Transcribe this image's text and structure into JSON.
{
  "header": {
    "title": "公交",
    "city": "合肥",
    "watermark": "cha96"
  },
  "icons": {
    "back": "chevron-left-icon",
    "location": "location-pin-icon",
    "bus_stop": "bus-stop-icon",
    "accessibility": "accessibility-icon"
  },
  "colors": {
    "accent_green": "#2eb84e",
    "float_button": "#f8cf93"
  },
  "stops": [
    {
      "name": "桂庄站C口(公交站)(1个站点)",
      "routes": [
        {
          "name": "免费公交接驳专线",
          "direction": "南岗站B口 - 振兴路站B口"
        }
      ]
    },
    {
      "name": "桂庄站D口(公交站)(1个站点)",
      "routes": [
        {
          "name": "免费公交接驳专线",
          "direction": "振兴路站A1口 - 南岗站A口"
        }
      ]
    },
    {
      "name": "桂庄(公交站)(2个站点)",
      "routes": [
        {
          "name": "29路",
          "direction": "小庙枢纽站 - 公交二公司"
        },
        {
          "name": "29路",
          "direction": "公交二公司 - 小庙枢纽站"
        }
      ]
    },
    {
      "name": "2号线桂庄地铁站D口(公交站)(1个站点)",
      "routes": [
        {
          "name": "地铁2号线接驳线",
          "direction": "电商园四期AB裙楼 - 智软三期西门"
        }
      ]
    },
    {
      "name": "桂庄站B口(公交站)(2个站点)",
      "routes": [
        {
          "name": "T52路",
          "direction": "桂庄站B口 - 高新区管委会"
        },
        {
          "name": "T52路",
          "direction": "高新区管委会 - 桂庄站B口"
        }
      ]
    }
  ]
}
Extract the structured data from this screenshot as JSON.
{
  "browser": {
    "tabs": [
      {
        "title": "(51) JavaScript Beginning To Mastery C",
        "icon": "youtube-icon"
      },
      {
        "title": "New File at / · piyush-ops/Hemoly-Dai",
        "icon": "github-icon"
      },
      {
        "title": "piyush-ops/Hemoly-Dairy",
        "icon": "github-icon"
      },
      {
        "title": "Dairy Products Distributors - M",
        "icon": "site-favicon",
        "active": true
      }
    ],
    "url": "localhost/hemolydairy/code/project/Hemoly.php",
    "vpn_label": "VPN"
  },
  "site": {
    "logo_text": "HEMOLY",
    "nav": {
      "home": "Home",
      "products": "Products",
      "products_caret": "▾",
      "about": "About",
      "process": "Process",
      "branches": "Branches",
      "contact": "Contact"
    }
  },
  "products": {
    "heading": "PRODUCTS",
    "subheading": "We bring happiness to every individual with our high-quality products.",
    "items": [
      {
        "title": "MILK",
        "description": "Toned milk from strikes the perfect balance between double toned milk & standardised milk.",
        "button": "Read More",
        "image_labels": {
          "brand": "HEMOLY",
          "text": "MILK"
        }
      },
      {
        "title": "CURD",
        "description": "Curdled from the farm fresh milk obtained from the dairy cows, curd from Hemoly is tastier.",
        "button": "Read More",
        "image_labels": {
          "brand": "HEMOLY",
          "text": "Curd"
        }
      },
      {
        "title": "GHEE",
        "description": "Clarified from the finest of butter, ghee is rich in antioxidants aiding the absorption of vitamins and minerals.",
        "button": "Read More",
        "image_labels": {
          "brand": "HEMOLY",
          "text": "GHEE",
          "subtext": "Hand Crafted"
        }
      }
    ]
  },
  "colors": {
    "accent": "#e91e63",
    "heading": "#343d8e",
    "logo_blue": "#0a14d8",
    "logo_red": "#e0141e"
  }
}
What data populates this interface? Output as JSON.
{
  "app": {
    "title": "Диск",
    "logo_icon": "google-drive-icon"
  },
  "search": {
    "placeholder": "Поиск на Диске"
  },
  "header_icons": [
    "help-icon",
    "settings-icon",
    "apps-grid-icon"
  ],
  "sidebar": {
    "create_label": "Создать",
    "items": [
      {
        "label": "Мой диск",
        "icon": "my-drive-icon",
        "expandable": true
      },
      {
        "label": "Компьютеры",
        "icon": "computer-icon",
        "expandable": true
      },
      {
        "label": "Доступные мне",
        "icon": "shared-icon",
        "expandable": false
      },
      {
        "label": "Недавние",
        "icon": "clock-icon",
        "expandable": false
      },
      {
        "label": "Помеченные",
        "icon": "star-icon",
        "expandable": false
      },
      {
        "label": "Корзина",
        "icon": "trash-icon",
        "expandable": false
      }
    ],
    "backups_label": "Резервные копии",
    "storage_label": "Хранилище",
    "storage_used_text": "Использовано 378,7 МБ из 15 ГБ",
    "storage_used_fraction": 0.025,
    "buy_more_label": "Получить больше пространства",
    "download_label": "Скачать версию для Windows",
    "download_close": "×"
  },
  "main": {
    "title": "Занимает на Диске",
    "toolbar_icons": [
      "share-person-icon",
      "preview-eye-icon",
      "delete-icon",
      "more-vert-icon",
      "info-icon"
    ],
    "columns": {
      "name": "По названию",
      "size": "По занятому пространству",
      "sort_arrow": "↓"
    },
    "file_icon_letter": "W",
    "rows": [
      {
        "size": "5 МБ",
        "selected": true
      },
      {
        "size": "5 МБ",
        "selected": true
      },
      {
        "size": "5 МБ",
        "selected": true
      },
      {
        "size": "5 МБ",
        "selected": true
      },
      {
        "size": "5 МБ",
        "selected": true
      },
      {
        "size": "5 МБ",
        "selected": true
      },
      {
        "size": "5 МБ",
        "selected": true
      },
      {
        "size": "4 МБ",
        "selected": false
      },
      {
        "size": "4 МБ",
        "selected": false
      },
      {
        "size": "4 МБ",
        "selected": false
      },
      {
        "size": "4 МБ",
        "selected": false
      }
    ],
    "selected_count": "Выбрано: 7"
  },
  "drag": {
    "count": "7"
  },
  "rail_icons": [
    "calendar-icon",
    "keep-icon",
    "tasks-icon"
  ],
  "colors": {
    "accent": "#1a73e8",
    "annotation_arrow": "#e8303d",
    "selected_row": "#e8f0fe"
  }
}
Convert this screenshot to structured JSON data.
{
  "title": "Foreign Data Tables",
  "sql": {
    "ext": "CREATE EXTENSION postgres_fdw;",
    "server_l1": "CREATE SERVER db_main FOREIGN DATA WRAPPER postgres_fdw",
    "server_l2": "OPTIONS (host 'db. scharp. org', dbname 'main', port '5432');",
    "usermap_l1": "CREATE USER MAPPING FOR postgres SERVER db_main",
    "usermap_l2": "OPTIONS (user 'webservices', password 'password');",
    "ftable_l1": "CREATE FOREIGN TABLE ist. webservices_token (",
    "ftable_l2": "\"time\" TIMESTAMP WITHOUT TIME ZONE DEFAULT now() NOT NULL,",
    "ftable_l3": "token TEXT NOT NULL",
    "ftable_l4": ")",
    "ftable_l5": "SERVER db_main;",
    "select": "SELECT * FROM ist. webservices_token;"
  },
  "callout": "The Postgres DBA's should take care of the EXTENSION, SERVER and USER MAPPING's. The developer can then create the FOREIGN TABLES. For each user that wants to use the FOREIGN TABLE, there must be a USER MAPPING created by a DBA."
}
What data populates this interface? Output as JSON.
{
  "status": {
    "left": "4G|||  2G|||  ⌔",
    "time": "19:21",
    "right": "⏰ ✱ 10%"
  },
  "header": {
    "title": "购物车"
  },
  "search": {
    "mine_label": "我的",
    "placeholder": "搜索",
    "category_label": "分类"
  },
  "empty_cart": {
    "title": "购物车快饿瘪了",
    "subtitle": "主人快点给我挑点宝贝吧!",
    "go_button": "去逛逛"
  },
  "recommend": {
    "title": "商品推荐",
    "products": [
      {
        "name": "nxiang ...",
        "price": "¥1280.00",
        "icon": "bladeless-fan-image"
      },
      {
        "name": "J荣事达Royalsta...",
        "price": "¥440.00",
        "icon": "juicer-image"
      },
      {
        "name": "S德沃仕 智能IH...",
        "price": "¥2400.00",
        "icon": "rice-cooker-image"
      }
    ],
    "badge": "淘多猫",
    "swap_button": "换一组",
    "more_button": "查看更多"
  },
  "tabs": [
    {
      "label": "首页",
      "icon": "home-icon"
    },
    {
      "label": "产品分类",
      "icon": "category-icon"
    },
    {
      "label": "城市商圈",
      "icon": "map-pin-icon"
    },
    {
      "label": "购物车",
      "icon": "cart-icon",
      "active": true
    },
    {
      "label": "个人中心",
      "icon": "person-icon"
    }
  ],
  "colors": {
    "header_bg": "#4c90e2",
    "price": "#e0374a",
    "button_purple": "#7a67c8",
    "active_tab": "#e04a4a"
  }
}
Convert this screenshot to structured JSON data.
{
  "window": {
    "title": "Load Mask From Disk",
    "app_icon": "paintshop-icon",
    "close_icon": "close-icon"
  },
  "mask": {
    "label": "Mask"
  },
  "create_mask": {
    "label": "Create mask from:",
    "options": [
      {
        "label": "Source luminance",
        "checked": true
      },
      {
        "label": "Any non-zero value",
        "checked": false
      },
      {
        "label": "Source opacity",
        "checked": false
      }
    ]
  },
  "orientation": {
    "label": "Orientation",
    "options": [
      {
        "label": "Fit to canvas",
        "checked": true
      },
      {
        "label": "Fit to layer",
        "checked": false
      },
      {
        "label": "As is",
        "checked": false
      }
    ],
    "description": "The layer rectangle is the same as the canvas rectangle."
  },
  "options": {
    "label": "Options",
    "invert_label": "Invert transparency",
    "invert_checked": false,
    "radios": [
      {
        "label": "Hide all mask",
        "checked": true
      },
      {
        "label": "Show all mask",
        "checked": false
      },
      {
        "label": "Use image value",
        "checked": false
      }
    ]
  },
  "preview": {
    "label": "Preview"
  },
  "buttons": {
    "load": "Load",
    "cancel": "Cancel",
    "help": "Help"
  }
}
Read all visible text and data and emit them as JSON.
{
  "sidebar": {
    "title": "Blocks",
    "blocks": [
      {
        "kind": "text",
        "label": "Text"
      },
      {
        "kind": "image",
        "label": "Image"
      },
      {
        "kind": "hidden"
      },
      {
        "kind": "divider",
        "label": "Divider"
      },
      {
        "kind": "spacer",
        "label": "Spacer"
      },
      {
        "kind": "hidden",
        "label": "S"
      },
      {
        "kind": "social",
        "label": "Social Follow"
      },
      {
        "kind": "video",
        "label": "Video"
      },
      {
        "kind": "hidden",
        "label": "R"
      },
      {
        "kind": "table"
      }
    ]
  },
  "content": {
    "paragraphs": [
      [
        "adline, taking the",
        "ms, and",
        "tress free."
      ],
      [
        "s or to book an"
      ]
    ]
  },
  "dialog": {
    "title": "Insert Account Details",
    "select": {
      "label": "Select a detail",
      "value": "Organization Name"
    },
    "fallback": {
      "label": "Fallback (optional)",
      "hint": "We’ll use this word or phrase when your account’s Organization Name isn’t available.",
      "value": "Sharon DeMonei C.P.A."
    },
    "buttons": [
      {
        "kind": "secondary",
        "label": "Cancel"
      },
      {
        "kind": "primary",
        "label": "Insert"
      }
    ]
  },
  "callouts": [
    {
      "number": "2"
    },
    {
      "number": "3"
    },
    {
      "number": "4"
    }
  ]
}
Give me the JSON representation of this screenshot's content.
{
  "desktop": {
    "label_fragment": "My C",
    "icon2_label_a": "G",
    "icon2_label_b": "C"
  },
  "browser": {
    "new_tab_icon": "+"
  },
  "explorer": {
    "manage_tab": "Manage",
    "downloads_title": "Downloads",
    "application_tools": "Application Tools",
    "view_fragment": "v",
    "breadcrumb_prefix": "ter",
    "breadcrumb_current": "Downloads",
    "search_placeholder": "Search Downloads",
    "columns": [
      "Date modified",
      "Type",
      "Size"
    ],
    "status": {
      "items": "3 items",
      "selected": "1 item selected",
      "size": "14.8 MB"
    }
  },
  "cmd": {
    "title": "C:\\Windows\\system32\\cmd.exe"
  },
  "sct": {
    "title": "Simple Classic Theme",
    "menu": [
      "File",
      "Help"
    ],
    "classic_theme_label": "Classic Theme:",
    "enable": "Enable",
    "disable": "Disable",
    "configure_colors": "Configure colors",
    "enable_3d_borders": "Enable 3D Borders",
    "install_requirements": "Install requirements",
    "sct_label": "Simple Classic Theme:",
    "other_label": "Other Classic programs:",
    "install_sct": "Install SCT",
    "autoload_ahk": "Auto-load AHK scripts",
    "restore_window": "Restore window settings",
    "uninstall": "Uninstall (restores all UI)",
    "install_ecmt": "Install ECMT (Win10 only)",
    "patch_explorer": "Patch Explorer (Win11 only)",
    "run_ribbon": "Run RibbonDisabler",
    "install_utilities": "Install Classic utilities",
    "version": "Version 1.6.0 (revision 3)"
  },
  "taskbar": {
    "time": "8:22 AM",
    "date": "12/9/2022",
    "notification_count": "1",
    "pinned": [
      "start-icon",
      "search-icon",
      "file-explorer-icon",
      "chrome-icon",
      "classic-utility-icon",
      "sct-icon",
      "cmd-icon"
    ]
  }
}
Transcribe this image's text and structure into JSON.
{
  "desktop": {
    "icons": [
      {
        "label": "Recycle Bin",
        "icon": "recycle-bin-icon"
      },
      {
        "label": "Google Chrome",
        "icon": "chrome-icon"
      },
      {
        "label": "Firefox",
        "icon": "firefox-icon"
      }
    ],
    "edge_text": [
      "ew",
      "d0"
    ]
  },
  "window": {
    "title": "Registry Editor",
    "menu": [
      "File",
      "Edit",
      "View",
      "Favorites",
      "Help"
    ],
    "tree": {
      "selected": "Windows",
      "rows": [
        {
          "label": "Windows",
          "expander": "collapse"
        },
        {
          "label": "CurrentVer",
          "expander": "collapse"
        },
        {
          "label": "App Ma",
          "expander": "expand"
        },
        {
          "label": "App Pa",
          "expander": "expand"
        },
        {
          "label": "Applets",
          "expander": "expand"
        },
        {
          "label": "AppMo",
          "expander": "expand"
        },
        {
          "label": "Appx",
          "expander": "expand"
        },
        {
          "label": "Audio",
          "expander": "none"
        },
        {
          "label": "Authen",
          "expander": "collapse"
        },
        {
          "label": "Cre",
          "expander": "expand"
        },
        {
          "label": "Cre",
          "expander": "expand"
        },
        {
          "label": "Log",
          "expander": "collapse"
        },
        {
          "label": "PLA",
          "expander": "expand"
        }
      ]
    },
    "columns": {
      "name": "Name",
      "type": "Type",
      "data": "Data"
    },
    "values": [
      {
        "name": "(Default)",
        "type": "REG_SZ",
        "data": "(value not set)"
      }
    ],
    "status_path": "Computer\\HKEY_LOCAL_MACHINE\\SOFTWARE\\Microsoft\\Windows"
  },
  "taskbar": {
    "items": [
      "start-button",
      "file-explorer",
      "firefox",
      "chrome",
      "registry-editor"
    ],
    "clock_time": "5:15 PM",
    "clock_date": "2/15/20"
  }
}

STATED GOAL: Within the data above, pick out all lines holding the word "Insert".

RESULT BELOW:
    "title": "Insert Account Details",
        "label": "Insert"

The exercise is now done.